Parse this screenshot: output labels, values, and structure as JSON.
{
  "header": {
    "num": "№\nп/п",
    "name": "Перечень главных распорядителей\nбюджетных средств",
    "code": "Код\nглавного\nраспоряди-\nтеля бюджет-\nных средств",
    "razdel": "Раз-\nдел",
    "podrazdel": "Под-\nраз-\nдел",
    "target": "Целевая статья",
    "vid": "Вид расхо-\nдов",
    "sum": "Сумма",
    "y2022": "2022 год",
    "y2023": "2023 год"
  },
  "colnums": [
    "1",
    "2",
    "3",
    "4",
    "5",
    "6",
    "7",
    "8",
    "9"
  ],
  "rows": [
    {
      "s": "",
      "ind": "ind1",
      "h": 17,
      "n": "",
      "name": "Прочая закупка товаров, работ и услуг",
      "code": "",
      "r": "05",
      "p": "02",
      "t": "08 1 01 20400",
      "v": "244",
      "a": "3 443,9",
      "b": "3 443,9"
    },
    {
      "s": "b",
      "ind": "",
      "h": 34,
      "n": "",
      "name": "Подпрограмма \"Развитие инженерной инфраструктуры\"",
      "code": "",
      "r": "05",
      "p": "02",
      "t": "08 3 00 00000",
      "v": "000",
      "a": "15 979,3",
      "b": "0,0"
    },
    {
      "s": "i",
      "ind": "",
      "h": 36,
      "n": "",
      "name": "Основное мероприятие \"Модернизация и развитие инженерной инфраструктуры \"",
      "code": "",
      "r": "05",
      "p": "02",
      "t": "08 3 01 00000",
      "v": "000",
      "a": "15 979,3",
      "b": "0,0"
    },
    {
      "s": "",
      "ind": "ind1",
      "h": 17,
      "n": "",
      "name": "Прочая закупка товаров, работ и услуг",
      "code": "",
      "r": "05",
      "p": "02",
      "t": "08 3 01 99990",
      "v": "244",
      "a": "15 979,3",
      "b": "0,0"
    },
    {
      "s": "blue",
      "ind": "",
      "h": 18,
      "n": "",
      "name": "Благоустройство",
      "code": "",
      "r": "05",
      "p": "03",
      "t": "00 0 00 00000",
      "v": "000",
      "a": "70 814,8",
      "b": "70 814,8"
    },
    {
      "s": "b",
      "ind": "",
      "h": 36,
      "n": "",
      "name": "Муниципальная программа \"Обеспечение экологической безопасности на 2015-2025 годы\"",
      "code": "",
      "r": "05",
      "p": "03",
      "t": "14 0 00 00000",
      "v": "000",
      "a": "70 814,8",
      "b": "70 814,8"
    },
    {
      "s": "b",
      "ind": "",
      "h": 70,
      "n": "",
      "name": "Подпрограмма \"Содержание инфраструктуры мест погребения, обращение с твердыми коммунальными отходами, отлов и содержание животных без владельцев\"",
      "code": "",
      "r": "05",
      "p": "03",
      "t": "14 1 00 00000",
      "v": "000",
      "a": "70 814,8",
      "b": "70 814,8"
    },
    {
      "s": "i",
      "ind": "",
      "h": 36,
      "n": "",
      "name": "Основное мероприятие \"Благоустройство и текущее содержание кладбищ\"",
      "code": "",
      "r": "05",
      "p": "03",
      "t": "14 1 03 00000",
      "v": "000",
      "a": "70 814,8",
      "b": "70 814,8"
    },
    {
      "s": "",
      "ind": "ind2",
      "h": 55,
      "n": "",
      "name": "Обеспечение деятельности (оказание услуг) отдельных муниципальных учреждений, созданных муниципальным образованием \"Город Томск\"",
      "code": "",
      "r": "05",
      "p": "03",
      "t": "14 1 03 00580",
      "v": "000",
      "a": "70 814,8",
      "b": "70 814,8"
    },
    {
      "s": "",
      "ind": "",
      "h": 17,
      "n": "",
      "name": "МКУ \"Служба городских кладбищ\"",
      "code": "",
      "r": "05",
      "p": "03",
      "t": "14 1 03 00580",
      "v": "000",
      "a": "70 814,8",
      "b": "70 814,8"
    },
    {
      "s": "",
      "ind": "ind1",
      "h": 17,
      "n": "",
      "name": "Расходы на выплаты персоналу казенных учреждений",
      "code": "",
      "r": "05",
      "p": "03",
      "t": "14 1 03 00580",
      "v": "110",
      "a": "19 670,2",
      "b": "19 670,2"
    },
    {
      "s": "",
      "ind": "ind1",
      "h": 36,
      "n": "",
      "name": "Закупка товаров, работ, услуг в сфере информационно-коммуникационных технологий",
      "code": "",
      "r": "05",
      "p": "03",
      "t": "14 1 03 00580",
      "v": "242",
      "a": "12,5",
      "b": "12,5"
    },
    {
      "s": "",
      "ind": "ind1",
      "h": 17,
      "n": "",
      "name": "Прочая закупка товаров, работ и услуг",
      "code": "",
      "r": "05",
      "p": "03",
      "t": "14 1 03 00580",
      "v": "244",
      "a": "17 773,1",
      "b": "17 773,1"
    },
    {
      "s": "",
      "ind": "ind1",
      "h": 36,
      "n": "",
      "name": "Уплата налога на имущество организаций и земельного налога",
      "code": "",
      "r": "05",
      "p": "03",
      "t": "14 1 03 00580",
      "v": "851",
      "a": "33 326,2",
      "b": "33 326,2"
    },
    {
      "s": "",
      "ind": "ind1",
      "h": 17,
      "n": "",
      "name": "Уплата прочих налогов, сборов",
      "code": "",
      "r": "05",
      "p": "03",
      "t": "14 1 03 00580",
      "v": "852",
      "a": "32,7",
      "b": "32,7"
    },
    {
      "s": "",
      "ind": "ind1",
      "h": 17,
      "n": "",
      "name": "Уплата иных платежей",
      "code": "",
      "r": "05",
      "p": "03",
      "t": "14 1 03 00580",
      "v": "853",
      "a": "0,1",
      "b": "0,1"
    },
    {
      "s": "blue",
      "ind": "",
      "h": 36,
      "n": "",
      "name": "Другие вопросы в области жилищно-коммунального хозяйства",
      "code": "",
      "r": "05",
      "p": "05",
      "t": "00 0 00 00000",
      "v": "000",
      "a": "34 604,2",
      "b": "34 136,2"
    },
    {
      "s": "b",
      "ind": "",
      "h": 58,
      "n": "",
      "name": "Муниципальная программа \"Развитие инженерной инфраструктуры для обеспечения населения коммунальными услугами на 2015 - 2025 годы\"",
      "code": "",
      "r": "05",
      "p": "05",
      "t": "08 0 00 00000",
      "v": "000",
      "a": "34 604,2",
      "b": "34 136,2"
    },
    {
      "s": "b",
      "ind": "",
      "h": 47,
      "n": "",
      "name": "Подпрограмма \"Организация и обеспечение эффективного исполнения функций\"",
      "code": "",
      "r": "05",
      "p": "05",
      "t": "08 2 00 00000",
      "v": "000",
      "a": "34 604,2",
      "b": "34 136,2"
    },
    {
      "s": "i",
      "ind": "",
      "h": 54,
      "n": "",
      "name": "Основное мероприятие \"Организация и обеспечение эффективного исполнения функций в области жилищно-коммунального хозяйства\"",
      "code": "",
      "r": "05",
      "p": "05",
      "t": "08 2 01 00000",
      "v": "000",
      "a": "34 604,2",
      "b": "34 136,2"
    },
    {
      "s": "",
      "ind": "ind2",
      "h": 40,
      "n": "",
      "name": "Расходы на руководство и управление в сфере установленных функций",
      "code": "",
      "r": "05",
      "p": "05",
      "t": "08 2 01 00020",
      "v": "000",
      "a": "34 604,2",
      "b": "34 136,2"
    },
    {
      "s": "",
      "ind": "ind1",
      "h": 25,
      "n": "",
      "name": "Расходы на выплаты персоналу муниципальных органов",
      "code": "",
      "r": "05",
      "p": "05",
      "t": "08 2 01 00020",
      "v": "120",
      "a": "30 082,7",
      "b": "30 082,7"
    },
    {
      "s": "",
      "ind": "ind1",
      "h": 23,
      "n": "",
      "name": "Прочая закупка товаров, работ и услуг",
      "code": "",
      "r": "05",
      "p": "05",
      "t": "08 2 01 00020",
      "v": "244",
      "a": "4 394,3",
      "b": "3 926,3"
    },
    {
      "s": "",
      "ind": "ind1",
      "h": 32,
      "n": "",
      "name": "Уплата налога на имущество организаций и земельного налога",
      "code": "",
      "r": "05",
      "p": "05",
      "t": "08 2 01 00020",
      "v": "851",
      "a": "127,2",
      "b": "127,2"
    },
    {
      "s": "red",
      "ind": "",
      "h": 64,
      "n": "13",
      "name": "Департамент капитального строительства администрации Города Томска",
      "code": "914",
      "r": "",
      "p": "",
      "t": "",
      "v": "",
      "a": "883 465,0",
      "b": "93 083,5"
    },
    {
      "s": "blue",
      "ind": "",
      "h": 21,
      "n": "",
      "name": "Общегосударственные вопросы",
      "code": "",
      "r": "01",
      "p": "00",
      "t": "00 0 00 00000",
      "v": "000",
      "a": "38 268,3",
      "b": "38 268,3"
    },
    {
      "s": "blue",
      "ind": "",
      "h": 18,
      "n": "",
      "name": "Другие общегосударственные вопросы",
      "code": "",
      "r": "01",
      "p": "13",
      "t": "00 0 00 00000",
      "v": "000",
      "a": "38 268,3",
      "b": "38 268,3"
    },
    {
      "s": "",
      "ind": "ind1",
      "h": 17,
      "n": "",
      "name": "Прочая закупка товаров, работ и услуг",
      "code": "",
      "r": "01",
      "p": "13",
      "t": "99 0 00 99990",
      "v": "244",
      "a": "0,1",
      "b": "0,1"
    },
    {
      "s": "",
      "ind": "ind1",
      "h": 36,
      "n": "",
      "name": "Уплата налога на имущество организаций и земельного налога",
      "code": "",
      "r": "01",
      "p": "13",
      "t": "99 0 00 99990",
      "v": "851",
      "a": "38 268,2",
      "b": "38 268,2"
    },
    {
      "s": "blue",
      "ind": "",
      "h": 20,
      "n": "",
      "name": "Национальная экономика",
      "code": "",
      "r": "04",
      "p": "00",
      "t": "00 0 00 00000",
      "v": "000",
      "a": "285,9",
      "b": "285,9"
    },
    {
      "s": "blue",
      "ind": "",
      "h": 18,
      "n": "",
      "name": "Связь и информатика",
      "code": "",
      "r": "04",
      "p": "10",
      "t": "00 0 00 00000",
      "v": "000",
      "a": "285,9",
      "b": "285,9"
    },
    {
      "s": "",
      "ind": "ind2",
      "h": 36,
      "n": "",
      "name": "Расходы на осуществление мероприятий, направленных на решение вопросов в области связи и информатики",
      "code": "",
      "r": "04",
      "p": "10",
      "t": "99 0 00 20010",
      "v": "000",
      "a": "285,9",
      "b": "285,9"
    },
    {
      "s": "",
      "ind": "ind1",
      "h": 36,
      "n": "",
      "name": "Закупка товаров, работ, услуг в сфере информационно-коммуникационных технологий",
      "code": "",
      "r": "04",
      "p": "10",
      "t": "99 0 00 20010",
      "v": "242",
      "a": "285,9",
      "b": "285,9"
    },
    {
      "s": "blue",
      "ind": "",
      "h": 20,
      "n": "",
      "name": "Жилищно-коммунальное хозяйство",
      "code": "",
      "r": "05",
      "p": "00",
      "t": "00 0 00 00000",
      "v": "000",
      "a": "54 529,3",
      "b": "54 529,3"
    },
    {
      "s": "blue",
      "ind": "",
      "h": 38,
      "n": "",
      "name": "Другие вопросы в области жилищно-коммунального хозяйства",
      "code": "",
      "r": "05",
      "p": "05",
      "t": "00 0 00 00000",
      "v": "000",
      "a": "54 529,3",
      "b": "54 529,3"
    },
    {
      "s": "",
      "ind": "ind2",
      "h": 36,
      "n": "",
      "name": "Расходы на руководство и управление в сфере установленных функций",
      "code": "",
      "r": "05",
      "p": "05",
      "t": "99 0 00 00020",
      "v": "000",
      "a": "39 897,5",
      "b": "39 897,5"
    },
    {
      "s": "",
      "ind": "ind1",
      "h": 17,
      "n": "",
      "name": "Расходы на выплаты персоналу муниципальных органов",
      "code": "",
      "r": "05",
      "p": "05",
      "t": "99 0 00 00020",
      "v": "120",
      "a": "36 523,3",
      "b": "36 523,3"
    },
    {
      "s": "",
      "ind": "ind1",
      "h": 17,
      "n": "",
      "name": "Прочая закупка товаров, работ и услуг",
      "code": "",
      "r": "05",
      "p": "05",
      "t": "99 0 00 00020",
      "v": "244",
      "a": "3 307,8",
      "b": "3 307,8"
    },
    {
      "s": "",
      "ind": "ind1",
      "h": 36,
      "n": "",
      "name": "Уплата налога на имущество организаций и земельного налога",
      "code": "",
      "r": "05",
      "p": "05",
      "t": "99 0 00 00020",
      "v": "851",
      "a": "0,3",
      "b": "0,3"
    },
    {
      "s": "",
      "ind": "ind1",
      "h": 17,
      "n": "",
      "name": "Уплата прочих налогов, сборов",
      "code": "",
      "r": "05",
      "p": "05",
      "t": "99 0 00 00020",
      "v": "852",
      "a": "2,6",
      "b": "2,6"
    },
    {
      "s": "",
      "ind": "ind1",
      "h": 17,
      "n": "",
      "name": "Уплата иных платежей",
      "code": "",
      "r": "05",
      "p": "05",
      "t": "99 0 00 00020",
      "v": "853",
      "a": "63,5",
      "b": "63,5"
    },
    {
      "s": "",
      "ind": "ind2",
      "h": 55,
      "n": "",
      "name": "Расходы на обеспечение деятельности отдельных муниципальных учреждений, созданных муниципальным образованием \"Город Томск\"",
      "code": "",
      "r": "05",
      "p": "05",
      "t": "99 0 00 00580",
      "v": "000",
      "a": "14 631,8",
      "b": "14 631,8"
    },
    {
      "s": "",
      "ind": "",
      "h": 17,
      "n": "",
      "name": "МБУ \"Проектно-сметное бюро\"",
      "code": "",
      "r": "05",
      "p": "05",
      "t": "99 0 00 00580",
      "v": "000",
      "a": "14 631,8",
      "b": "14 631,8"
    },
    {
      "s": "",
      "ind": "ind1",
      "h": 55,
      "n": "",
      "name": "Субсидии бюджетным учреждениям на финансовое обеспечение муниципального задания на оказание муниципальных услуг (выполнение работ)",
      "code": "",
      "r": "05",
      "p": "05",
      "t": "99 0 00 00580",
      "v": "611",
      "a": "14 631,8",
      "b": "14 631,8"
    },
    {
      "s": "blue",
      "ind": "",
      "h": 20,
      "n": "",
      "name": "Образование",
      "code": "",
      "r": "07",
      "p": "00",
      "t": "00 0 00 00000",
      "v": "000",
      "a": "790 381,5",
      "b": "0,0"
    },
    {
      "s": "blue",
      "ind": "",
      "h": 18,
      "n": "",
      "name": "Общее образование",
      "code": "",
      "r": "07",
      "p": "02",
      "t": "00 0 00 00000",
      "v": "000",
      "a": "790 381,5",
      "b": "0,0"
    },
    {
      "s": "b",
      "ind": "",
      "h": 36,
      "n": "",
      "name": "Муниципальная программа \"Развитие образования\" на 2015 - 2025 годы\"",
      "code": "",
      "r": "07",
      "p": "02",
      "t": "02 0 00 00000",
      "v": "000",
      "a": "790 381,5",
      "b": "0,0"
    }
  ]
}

**Aim**
For the listing above, identify each line bearing "Организация".

**Written reply**
      "name": "Подпрограмма \"Организация и обеспечение эффективного исполнения функций\"",
      "name": "Основное мероприятие \"Организация и обеспечение эффективного исполнения функций в области жилищно-коммунального хозяйства\"",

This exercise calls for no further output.